**What to do:** Tell me how many lines hold "Bloomberg", please, using only the number.

**Input records:**

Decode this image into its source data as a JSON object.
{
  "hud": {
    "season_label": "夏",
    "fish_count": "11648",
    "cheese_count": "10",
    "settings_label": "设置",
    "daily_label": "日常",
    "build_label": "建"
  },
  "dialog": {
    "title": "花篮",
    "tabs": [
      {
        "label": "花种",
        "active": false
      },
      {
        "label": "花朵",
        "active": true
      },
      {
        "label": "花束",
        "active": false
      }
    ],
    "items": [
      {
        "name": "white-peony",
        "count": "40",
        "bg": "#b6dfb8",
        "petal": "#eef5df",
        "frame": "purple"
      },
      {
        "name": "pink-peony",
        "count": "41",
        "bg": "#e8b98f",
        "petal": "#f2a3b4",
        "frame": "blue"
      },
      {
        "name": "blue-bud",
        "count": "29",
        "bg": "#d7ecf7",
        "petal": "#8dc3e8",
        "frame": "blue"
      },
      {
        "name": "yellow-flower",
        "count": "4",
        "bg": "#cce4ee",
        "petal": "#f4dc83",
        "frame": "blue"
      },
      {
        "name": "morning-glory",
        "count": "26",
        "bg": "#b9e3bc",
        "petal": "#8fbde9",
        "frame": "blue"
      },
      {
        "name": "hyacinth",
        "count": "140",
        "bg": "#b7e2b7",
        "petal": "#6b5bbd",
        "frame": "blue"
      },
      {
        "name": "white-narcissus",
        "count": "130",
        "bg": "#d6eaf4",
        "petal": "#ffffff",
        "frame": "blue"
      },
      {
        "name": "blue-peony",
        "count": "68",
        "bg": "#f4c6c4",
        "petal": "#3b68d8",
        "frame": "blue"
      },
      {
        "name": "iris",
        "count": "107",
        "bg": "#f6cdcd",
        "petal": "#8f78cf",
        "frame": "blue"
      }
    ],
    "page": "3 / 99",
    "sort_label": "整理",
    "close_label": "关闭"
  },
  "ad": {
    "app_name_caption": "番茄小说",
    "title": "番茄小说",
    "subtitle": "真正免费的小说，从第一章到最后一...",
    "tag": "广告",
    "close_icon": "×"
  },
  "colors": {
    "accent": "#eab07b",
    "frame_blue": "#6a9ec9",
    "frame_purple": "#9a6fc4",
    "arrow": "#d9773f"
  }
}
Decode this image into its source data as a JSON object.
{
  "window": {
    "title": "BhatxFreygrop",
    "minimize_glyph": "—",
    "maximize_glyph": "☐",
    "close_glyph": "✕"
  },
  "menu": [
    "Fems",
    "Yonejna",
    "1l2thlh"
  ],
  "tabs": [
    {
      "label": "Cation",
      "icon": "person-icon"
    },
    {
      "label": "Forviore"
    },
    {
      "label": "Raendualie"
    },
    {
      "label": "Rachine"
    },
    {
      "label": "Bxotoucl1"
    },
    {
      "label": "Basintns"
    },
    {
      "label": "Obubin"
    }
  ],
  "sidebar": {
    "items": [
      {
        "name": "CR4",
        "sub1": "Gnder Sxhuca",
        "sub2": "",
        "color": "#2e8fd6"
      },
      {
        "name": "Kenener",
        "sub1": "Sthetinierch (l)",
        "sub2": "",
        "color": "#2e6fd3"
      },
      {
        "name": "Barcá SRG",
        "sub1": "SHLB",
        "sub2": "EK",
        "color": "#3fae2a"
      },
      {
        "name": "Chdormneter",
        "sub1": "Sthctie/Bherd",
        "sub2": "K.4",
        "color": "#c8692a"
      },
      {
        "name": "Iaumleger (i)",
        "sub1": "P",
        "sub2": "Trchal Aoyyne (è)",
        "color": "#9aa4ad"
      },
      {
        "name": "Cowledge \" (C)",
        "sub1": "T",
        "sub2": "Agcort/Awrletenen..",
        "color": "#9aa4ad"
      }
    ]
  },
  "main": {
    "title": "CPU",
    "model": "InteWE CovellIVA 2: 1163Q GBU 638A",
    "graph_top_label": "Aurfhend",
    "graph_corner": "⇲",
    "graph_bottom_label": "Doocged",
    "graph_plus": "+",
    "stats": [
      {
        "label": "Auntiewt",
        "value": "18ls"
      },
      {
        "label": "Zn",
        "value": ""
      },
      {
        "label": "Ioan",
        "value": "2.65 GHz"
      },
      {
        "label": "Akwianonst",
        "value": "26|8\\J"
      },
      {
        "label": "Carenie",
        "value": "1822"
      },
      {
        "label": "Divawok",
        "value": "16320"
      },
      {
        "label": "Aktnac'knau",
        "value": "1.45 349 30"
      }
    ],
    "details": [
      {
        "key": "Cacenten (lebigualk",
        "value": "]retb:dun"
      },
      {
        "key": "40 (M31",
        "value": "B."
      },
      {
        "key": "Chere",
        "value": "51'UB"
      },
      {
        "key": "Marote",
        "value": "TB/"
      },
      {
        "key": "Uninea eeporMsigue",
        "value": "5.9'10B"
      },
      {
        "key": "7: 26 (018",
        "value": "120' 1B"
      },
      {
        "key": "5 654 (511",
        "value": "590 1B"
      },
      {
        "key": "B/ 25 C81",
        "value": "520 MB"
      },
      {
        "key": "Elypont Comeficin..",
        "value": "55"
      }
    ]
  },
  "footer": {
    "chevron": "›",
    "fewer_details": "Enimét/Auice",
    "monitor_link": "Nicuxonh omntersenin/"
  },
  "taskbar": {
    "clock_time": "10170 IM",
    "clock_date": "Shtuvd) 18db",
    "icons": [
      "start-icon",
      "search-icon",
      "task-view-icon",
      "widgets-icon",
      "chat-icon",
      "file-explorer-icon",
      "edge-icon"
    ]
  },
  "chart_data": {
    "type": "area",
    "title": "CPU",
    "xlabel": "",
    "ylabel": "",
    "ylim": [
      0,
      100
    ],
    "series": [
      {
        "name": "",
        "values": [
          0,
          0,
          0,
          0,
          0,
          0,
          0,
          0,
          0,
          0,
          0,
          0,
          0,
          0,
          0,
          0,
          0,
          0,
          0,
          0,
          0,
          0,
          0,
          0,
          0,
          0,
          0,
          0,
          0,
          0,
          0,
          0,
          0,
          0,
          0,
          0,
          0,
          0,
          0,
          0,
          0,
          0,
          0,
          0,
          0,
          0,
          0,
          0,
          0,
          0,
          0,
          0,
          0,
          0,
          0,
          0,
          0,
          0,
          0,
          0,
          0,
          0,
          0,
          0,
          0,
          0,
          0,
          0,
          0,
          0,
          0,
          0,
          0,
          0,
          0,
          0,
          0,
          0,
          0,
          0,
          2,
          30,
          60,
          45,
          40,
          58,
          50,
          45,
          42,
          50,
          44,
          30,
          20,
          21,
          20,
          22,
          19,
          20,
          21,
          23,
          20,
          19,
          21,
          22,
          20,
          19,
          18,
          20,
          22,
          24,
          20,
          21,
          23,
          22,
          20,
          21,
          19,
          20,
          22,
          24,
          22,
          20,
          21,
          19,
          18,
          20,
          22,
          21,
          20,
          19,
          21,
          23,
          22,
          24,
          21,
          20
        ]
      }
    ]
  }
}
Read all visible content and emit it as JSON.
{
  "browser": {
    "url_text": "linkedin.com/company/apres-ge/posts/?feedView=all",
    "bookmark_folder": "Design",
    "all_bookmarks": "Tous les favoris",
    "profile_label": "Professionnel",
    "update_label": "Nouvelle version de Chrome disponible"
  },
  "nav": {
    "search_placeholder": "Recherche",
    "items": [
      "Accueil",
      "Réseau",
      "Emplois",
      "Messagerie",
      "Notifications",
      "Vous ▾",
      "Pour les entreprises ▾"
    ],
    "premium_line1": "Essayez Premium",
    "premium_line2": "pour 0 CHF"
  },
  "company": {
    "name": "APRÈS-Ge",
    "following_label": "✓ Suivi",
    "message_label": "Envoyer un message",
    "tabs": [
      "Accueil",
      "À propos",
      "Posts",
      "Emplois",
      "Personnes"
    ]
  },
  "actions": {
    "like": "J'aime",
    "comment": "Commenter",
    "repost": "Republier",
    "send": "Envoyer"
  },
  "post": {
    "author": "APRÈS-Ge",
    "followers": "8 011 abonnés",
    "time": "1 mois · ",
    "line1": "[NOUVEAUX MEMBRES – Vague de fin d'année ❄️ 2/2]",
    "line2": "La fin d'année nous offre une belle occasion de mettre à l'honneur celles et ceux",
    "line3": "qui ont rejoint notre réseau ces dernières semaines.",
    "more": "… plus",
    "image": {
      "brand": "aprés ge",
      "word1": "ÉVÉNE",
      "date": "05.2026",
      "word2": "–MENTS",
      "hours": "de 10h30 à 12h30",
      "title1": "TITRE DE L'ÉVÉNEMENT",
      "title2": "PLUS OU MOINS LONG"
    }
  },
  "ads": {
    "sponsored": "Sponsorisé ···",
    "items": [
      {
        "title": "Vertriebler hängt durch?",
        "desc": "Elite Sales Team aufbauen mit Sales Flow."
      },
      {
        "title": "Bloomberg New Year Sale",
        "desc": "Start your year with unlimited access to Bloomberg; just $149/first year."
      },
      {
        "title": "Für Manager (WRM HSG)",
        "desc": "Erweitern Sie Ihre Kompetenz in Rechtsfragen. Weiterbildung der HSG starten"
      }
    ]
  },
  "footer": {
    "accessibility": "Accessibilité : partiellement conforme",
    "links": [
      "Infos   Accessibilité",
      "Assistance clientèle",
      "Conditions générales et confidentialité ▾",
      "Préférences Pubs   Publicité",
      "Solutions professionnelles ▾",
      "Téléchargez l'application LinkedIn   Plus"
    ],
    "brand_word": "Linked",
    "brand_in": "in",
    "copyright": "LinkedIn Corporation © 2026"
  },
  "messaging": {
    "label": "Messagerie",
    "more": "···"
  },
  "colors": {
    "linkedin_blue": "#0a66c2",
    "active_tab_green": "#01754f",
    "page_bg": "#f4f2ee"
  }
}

**Expected output:** 2